* [TASK PROMPT] Copy out each line of the material in which the word "FIBERID" appears.
★ ★ ★ ★ ★
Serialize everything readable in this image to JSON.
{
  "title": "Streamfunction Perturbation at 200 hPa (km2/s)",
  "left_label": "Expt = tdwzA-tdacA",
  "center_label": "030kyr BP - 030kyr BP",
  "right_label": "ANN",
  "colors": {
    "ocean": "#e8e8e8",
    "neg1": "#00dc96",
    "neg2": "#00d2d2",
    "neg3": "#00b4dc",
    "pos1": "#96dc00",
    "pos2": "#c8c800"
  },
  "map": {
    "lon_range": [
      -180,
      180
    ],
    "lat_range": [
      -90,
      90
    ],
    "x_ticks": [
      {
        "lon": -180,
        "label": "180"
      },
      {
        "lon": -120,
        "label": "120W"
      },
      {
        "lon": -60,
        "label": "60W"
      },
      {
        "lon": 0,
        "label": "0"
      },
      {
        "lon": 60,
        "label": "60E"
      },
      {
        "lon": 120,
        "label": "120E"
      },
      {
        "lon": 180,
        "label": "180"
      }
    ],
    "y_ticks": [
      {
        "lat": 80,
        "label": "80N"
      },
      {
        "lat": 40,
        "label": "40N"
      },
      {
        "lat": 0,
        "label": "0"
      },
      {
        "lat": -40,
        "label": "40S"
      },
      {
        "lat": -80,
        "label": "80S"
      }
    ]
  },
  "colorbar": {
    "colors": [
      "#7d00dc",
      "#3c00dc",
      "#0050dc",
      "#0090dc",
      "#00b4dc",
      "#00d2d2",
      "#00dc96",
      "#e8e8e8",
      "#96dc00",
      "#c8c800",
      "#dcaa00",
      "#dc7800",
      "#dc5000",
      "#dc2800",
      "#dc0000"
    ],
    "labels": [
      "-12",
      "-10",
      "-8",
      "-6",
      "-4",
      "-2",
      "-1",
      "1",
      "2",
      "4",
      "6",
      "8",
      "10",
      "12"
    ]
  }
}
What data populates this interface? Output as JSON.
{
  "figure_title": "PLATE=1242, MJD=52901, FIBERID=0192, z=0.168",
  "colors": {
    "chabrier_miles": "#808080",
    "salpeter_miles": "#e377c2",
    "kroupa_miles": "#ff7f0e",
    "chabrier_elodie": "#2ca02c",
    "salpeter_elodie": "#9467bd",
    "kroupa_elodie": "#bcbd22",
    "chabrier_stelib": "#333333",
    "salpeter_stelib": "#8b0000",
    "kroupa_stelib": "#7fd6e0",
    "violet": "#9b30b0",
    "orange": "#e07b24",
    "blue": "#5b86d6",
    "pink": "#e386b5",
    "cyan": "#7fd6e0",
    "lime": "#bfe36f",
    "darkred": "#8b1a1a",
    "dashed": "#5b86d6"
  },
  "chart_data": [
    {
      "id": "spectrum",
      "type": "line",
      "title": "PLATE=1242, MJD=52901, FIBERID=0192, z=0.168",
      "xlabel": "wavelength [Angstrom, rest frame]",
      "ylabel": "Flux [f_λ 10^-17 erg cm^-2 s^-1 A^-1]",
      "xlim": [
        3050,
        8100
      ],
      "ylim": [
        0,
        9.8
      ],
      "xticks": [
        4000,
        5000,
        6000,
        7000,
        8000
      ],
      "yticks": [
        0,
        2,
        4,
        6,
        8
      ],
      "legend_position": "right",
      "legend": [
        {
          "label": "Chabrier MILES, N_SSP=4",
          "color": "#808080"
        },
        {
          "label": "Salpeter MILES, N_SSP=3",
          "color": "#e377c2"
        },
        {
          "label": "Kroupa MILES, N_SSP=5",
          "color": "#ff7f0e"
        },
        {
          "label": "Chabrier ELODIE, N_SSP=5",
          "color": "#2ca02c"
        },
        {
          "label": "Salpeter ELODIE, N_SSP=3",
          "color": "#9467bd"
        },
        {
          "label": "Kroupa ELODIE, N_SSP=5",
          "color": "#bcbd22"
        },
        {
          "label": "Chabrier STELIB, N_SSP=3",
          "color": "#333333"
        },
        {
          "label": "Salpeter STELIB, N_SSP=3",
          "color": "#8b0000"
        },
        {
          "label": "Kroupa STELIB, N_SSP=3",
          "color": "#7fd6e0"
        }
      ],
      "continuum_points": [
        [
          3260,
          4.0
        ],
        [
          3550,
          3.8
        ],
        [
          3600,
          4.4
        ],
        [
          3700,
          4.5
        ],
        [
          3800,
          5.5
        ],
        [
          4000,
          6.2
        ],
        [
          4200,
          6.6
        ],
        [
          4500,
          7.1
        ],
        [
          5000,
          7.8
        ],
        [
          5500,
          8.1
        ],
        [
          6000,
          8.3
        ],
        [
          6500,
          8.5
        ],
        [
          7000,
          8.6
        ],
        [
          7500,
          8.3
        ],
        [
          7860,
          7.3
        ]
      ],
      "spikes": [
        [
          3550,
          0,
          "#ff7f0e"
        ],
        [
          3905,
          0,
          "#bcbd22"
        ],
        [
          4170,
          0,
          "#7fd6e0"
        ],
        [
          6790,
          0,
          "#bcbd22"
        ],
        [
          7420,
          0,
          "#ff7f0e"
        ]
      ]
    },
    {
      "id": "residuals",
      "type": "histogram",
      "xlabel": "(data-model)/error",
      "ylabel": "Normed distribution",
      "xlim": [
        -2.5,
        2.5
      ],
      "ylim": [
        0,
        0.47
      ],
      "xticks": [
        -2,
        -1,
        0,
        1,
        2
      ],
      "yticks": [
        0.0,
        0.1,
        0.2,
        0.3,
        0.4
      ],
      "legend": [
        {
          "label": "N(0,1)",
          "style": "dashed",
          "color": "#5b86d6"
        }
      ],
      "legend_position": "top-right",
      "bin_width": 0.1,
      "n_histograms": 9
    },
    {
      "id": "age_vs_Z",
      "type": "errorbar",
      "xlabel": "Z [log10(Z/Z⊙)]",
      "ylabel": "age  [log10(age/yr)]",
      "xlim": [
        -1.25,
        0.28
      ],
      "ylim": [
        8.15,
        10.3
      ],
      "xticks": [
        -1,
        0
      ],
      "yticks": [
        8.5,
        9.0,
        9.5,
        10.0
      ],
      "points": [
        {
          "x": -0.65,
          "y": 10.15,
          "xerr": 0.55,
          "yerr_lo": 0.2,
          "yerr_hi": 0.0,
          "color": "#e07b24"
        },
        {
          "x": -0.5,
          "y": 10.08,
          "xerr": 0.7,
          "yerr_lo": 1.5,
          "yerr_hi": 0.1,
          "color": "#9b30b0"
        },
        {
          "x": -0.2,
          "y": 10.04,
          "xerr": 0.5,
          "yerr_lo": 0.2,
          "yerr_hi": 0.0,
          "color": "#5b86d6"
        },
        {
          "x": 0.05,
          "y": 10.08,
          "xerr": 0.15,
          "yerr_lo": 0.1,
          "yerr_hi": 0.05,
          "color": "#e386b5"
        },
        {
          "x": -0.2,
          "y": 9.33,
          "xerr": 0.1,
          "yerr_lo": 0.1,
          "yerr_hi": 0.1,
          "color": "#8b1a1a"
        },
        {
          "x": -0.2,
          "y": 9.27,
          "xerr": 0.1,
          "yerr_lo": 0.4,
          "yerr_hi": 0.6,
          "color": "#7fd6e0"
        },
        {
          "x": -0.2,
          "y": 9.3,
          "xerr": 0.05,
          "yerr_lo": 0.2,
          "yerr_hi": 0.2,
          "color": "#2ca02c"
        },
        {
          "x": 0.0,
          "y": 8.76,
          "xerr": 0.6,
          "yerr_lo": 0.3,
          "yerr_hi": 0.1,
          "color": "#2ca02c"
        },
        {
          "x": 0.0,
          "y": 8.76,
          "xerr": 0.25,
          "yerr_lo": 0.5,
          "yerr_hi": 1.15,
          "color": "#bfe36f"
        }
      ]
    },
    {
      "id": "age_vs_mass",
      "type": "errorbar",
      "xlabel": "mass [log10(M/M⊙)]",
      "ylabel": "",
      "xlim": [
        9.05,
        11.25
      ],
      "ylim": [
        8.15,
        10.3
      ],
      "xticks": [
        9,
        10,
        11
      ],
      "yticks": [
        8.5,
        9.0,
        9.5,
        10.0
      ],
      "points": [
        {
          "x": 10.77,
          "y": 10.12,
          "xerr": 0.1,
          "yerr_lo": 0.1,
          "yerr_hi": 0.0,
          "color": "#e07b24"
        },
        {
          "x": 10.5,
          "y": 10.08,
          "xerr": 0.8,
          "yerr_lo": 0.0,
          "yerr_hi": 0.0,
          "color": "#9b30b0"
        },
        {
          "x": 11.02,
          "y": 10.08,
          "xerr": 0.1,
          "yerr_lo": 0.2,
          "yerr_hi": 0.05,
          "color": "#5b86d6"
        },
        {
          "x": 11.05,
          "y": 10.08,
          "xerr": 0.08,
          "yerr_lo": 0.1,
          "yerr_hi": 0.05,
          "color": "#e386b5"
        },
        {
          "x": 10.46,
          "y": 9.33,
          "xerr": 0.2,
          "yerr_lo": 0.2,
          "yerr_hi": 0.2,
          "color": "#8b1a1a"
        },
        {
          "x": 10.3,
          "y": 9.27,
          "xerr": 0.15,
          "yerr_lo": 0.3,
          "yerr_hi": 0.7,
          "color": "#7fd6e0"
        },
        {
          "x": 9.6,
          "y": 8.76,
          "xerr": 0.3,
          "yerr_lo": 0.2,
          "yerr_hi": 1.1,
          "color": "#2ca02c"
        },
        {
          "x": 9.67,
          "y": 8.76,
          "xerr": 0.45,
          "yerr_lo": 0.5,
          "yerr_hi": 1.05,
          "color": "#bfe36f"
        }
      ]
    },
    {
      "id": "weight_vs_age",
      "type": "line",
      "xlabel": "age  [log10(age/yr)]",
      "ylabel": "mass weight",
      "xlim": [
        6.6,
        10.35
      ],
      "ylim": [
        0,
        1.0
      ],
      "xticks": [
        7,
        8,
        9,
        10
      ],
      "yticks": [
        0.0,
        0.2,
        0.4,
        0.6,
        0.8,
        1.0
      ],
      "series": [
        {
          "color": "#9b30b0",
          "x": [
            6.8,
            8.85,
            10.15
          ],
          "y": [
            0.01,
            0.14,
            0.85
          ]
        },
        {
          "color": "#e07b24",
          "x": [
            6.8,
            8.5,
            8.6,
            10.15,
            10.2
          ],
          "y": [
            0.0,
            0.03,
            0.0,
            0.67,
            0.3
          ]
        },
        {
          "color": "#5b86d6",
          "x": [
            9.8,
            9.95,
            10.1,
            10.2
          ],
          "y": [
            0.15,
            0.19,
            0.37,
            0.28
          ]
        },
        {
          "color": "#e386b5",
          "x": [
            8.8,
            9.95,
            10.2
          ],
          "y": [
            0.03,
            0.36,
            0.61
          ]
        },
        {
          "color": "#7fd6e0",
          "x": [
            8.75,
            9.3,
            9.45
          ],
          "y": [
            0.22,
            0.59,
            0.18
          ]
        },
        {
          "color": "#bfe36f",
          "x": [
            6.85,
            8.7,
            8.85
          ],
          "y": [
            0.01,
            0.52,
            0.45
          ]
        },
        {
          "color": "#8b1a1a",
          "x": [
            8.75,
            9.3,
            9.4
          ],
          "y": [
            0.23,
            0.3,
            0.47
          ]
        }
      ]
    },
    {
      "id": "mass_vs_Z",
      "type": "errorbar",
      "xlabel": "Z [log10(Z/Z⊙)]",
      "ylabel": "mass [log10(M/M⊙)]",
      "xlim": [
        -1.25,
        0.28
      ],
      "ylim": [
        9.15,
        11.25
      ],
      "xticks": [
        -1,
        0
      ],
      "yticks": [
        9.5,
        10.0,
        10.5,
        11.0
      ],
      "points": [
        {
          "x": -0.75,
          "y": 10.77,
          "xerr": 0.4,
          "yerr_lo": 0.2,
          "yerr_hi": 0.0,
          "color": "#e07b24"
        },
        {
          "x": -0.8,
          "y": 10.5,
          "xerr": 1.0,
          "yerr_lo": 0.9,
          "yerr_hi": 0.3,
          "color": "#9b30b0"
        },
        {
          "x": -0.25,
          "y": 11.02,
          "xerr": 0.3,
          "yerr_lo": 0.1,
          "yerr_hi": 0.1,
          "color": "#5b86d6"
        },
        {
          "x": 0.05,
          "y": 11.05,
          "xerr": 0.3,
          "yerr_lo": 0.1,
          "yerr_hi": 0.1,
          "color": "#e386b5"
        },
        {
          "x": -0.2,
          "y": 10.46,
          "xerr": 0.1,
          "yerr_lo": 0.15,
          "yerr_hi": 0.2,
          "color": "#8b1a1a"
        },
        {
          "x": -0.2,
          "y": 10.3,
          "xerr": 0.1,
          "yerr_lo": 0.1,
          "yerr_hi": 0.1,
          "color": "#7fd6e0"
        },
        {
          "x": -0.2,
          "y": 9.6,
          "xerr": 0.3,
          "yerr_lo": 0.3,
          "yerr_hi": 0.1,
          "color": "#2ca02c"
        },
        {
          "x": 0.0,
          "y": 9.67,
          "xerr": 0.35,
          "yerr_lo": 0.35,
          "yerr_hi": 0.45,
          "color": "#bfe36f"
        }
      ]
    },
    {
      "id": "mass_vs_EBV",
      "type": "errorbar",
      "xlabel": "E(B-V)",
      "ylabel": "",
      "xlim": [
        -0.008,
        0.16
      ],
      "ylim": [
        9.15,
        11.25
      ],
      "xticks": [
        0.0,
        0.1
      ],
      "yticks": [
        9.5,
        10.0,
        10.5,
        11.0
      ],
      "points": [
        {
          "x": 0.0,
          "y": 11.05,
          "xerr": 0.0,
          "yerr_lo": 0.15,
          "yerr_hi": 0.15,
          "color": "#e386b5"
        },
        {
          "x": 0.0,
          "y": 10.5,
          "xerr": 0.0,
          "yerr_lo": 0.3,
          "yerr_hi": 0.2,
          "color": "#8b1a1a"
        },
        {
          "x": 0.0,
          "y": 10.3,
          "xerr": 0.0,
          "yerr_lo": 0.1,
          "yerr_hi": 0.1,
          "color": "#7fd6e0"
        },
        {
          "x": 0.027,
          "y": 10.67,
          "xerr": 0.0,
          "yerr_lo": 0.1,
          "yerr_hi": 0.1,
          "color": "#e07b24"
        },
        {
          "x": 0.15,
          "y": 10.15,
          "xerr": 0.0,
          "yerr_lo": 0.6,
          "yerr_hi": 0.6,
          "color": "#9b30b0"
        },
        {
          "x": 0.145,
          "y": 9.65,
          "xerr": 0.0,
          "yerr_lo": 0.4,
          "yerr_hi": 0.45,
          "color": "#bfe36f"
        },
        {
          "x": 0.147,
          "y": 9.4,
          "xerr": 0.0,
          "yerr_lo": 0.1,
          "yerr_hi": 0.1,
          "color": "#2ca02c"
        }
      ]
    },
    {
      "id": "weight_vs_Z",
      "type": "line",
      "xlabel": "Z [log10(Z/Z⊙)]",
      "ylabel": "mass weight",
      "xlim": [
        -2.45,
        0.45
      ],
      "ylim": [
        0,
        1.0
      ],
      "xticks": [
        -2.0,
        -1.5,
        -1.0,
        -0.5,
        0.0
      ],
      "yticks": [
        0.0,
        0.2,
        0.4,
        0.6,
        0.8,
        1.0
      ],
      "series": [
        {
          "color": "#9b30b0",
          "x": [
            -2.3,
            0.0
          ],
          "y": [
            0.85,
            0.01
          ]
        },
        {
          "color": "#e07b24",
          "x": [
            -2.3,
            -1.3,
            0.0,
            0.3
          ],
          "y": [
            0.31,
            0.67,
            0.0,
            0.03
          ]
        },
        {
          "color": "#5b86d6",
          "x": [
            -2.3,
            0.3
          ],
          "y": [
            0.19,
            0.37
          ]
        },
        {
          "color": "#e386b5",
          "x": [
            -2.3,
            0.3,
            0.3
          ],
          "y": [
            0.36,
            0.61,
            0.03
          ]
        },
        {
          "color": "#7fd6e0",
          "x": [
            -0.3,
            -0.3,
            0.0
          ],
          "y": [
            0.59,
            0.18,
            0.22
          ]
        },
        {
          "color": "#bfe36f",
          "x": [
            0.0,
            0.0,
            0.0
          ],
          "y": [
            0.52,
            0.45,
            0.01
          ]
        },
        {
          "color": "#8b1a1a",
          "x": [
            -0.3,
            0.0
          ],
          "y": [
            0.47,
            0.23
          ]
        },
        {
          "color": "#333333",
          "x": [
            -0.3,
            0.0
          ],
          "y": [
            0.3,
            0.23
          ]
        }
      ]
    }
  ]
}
★ ★ ★ ★ ★
* [EXERCISE SOLUTION]
  "figure_title": "PLATE=1242, MJD=52901, FIBERID=0192, z=0.168",
      "title": "PLATE=1242, MJD=52901, FIBERID=0192, z=0.168",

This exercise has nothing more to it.